Go through the entries below and pick out every line with "ESPECIAL".

>> begin Records provided

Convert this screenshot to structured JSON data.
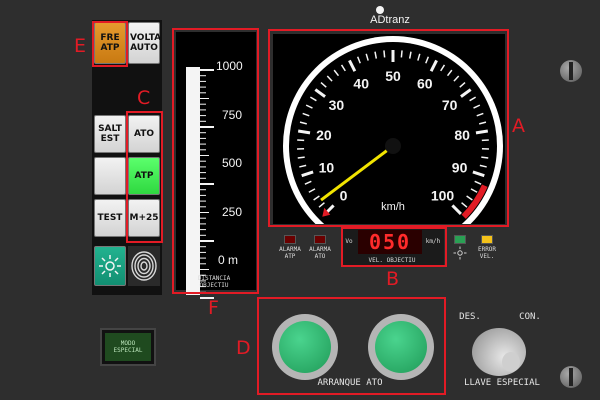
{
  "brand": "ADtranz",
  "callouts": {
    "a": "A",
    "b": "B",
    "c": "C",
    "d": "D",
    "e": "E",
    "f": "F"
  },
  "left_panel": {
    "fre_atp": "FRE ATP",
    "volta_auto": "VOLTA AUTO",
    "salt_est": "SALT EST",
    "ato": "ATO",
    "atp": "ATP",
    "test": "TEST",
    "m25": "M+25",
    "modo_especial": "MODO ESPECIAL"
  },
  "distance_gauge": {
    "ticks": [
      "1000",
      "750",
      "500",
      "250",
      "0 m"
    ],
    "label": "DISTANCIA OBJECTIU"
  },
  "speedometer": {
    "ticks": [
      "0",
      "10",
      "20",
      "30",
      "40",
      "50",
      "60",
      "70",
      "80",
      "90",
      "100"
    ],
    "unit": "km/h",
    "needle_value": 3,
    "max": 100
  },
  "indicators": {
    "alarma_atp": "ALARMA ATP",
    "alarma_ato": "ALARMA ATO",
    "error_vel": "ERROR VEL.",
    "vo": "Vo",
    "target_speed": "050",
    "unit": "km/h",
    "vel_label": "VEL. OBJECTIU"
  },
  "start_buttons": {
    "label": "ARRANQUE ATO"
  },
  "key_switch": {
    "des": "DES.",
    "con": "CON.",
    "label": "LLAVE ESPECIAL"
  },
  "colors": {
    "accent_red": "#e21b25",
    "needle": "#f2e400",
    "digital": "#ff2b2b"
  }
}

>> end Records provided

▶ [Response]:
    "modo_especial": "MODO ESPECIAL"
    "label": "LLAVE ESPECIAL"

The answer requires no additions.